WHAT TO PRODUCE: Filter the listing and keep only the lines with the word "universal".

SUPPLIED RECORDS:
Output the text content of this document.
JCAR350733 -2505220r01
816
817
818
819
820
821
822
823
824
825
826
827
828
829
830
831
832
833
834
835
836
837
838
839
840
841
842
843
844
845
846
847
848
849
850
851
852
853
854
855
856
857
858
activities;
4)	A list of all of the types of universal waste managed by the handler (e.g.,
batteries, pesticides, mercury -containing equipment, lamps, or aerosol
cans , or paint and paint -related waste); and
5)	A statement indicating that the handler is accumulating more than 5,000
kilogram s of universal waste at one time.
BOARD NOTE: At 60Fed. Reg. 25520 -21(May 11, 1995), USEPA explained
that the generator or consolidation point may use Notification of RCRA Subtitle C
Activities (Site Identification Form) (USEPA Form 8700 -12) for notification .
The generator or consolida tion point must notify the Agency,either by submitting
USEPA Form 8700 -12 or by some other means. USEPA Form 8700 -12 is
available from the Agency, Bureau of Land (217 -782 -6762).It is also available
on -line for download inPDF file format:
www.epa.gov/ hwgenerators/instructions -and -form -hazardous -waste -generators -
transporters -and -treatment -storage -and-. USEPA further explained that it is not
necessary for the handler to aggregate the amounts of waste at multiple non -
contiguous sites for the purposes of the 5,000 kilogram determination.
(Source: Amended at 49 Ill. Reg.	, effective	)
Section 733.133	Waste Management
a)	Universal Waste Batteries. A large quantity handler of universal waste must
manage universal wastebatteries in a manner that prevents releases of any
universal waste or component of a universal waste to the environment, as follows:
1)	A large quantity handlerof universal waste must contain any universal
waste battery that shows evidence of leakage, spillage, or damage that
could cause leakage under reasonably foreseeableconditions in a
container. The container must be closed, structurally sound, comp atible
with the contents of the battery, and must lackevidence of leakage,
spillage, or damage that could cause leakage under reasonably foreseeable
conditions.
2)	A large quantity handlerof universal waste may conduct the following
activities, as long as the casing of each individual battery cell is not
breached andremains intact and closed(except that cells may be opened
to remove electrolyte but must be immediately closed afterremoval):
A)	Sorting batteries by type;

EXERCISE RESPONSE:
4)	A list of all of the types of universal waste managed by the handler (e.g.,
kilogram s of universal waste at one time.
a)	Universal Waste Batteries. A large quantity handler of universal waste must
manage universal wastebatteries in a manner that prevents releases of any
universal waste or component of a universal waste to the environment, as follows:
1)	A large quantity handlerof universal waste must contain any universal
2)	A large quantity handlerof universal waste may conduct the following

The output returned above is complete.